PASSAGE
· · · · · · ·

We can't use another rejection policy in the remote executor because the
message won't be re-delivered by JGroups, and we can't use a queue either.

Pedro is working on ISPN-2849, which should help with the remote/OOB thread
pool exhaustion. It is a bit tricky, though, because our interceptors
assume they will be able to access stack variables after replication.

>
> I learned (from Pedro and Mircea) that GETs and PUTs work as follows in
> dist-sync / 2 owners:
> - GETs are sent to the primary and backup owners and the first response
> received is returned to the caller. No locks are acquired, so GETs
> shouldn't cause problems.
>
> - A PUT(K) is sent to the primary owner of K
> - The primary owner
>       (1) locks K
>       (2) updates the backup owner synchronously *while holding the lock*
>       (3) releases the lock
>
>
> Hypothesis
> ----------
> (2) above is done while holding the lock. The sync update of the backup
> owner is done with the lock held to guarantee that the primary and
> backup owner of K have the same values for K.

· · · · · · ·

DATA LISTING
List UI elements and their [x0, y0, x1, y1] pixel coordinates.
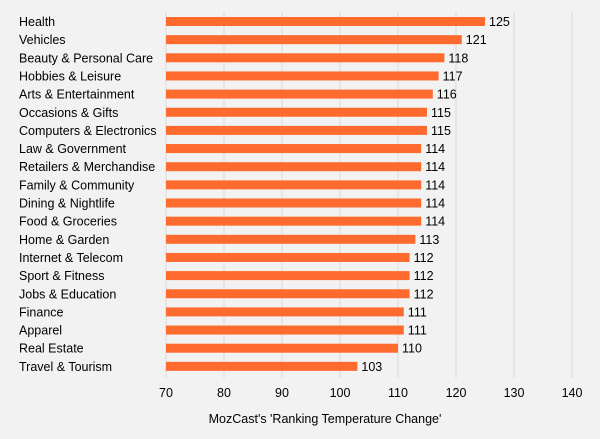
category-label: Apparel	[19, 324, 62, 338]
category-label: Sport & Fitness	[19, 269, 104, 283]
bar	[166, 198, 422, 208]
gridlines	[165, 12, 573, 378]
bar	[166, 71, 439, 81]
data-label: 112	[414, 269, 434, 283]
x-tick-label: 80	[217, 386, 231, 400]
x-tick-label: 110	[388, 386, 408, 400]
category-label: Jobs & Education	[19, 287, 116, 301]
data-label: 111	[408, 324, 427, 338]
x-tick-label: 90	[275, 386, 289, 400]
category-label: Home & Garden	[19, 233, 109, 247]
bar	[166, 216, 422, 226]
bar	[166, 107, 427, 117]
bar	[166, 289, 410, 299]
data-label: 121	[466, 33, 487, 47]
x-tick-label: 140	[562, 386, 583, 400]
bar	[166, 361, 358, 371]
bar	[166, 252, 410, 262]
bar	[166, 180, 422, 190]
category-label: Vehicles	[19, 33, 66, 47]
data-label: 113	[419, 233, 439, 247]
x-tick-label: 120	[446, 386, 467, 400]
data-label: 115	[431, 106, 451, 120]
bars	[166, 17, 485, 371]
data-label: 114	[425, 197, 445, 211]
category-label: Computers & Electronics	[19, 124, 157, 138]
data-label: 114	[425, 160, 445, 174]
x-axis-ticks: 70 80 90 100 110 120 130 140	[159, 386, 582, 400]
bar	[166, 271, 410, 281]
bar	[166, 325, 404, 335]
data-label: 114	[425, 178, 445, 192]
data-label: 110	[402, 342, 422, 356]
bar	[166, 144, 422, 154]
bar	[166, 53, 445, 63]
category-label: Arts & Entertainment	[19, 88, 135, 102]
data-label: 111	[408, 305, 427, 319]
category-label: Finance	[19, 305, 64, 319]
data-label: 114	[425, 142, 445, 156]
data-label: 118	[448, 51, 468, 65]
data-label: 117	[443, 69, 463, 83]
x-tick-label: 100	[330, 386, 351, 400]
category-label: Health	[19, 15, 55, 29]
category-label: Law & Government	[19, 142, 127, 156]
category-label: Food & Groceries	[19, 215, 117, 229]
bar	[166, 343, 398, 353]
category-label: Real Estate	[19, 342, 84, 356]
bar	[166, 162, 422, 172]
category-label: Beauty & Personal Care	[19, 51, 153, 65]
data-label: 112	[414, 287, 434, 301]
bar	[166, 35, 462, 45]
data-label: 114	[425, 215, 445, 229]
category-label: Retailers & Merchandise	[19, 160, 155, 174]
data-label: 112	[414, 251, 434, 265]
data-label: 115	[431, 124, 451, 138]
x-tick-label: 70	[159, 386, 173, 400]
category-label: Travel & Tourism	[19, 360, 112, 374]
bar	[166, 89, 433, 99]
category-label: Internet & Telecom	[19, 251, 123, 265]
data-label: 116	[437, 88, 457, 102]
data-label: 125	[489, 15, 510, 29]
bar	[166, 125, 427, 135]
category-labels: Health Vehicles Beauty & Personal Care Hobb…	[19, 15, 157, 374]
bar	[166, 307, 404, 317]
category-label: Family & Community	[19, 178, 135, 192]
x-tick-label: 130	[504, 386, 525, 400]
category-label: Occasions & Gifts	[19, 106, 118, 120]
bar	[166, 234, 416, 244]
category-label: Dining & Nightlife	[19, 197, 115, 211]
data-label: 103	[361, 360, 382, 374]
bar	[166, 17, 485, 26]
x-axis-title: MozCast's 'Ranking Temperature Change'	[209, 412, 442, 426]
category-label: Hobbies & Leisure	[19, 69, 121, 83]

· · · · · · ·

TASKS FOR THIS EXERCISE
- a) According to the passage, which issue is Pedro working on to help with remote/OOB thread pool exhaustion?
- b) In the entries, give the lines beginning with the line containing "324, 62, 338]" and continuing through the line containing "386, 351, 400]" again, substituting "value-label" for "data-label" and leaving all else unchanged.

WRITTEN RESPONSES
- a) ISPN-2849

- b)
category-label: Apparel	[19, 324, 62, 338]
category-label: Sport & Fitness	[19, 269, 104, 283]
bar	[166, 198, 422, 208]
gridlines	[165, 12, 573, 378]
bar	[166, 71, 439, 81]
value-label: 112	[414, 269, 434, 283]
x-tick-label: 80	[217, 386, 231, 400]
x-tick-label: 110	[388, 386, 408, 400]
category-label: Jobs & Education	[19, 287, 116, 301]
value-label: 111	[408, 324, 427, 338]
x-tick-label: 90	[275, 386, 289, 400]
category-label: Home & Garden	[19, 233, 109, 247]
bar	[166, 216, 422, 226]
bar	[166, 107, 427, 117]
bar	[166, 289, 410, 299]
value-label: 121	[466, 33, 487, 47]
x-tick-label: 140	[562, 386, 583, 400]
bar	[166, 361, 358, 371]
bar	[166, 252, 410, 262]
bar	[166, 180, 422, 190]
category-label: Vehicles	[19, 33, 66, 47]
value-label: 113	[419, 233, 439, 247]
x-tick-label: 120	[446, 386, 467, 400]
value-label: 115	[431, 106, 451, 120]
bars	[166, 17, 485, 371]
value-label: 114	[425, 197, 445, 211]
category-label: Computers & Electronics	[19, 124, 157, 138]
value-label: 114	[425, 160, 445, 174]
x-axis-ticks: 70 80 90 100 110 120 130 140	[159, 386, 582, 400]
bar	[166, 271, 410, 281]
bar	[166, 325, 404, 335]
value-label: 114	[425, 178, 445, 192]
value-label: 110	[402, 342, 422, 356]
bar	[166, 144, 422, 154]
bar	[166, 53, 445, 63]
category-label: Arts & Entertainment	[19, 88, 135, 102]
value-label: 111	[408, 305, 427, 319]
category-label: Finance	[19, 305, 64, 319]
value-label: 114	[425, 142, 445, 156]
value-label: 118	[448, 51, 468, 65]
value-label: 117	[443, 69, 463, 83]
x-tick-label: 100	[330, 386, 351, 400]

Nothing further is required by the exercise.